Filter the entries, keeping every line with the word "Auto".

┌──

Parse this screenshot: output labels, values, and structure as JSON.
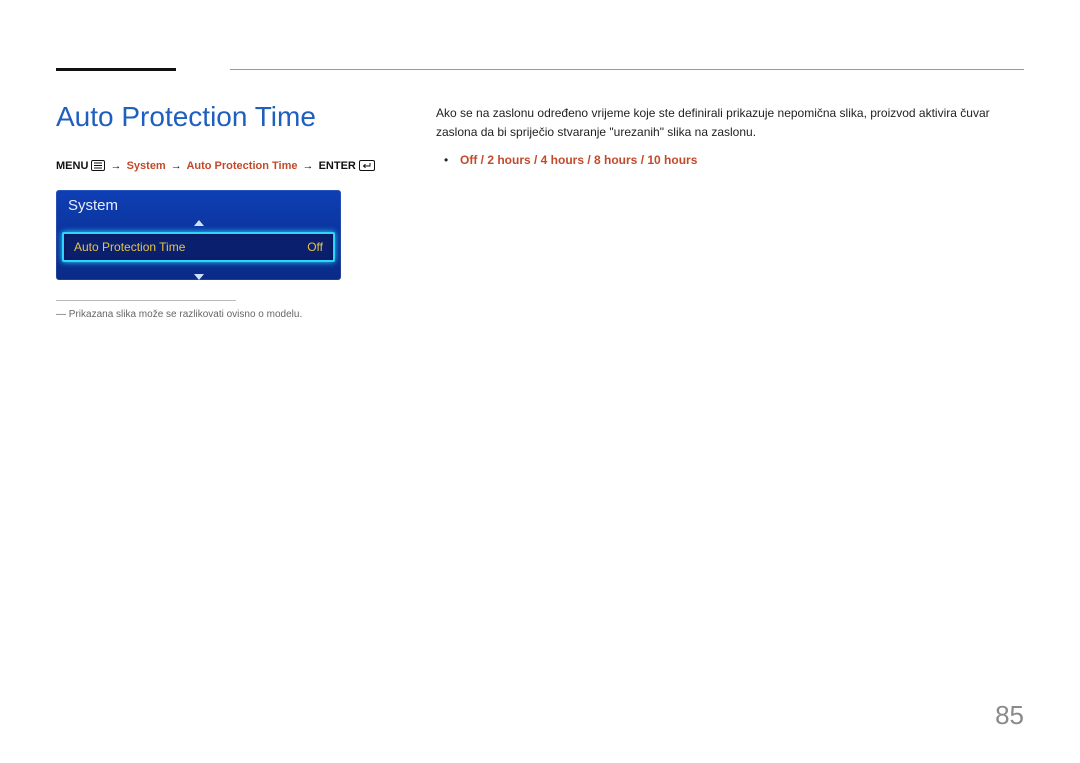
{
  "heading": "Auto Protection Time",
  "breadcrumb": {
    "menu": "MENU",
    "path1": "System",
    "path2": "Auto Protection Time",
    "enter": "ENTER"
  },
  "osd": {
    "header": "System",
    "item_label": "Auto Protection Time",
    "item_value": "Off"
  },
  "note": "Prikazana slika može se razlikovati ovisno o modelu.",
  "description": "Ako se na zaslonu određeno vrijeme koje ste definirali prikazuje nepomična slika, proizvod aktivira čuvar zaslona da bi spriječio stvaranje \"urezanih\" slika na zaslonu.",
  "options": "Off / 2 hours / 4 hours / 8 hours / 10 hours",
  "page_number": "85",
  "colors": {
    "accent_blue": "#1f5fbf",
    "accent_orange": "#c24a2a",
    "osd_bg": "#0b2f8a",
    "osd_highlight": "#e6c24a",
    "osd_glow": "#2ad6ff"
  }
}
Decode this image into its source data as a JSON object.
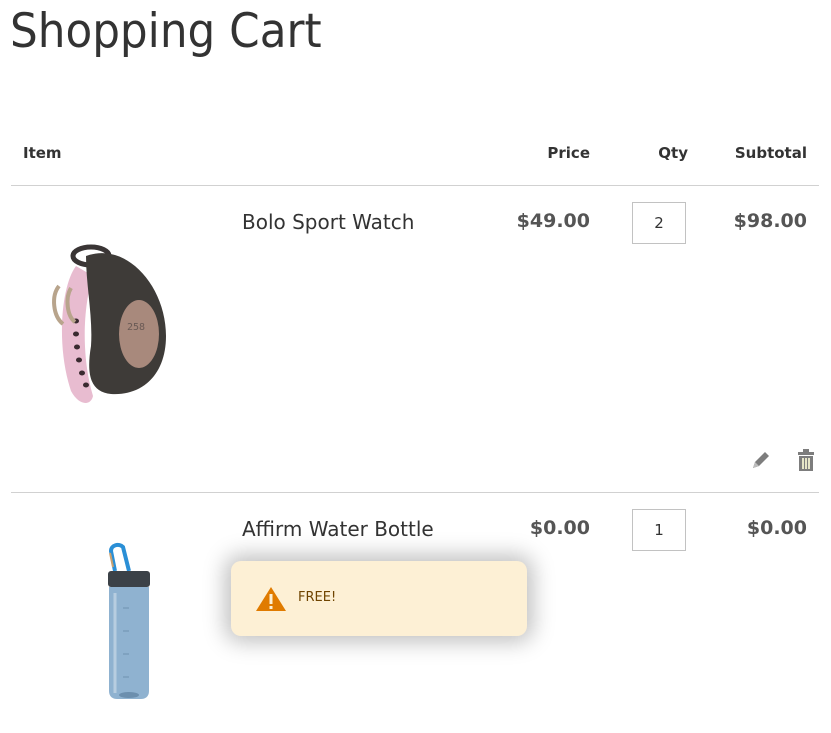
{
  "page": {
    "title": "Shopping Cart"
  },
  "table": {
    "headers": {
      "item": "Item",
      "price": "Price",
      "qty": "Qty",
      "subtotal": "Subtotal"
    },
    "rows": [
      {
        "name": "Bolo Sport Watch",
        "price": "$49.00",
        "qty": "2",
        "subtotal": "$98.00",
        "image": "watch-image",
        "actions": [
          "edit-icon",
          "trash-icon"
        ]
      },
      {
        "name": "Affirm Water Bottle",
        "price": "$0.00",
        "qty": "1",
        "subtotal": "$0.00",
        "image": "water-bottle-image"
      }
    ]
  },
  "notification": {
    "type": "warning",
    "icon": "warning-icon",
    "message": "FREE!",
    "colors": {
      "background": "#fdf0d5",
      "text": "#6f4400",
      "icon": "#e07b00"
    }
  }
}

└──
┌──

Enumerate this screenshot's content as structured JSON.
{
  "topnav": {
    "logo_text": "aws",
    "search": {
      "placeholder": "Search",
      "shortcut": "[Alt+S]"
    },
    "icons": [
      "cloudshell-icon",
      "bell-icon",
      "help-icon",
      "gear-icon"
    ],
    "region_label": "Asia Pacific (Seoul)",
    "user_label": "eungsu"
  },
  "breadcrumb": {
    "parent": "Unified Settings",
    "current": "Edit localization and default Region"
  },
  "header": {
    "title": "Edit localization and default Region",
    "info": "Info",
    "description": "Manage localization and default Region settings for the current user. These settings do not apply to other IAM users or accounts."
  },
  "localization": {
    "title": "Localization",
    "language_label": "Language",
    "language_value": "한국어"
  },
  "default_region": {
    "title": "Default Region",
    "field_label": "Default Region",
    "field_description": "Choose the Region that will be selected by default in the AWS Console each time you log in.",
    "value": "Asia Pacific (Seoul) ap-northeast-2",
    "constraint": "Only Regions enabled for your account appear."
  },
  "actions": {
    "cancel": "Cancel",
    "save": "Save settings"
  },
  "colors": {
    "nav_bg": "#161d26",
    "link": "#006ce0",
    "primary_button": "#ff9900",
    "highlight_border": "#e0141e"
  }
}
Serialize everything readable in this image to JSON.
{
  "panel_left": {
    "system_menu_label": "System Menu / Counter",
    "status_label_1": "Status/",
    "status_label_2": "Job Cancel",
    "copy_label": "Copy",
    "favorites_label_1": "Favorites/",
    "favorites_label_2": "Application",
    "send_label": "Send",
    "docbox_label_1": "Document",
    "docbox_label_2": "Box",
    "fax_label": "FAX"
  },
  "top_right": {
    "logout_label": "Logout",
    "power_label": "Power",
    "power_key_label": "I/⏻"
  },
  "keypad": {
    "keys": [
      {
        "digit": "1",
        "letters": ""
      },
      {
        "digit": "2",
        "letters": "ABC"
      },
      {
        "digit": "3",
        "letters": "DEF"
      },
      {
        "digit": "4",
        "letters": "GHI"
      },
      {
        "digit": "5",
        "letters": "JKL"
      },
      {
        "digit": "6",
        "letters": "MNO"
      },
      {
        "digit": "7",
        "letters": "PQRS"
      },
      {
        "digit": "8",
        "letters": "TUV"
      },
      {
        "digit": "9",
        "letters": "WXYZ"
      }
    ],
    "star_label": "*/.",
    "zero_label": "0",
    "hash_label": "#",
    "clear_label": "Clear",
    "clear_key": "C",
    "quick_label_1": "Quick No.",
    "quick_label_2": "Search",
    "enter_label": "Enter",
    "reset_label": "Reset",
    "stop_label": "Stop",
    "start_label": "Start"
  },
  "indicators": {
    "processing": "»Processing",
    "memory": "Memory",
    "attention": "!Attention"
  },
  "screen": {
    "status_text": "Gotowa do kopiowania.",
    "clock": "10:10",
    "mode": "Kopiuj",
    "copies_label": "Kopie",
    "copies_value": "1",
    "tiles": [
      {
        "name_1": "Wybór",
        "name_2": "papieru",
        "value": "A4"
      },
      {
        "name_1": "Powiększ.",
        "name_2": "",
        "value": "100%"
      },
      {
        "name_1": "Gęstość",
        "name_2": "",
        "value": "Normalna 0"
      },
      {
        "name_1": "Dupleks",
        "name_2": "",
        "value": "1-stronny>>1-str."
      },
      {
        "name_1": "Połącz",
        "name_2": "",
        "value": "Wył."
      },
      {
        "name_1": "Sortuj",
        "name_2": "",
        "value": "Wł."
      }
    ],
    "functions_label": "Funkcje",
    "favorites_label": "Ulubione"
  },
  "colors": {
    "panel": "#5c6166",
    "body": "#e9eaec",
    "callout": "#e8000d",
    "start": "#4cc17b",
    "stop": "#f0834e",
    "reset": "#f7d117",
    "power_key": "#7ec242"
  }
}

└──
┌──

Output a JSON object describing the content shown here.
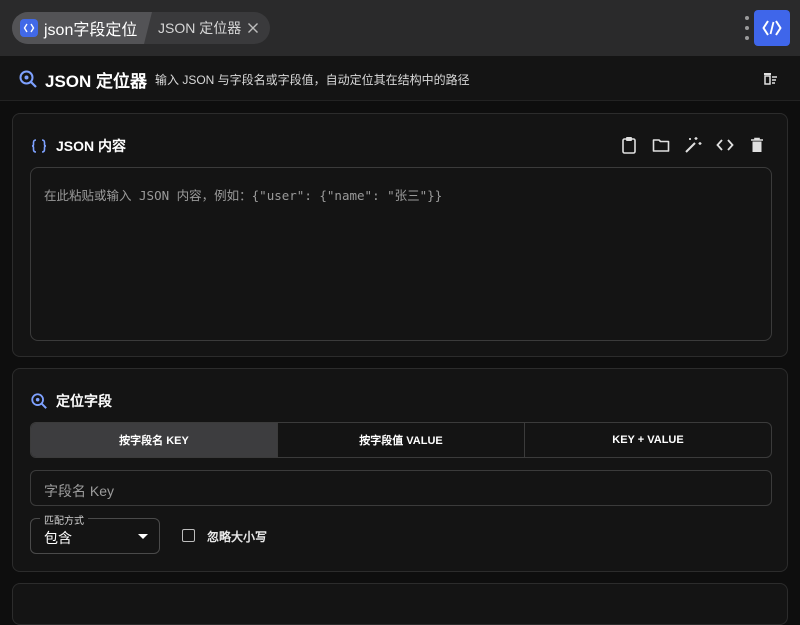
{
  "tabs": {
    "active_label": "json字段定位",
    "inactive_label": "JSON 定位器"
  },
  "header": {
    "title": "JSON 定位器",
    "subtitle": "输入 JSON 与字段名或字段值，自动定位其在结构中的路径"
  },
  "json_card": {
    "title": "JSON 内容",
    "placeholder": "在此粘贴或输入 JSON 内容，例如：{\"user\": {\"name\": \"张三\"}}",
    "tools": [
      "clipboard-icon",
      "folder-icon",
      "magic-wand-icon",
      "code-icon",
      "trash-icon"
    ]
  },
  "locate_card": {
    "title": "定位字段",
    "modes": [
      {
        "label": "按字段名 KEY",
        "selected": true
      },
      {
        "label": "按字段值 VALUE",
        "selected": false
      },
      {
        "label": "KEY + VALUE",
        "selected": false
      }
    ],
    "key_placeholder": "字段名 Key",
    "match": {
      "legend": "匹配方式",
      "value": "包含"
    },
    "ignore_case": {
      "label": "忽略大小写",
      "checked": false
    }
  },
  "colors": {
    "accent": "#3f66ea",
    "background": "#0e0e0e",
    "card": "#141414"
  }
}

└──

→ **WRITTEN ANSWER**
  "heading": "Auto Protection Time",
    "path2": "Auto Protection Time",
    "item_label": "Auto Protection Time",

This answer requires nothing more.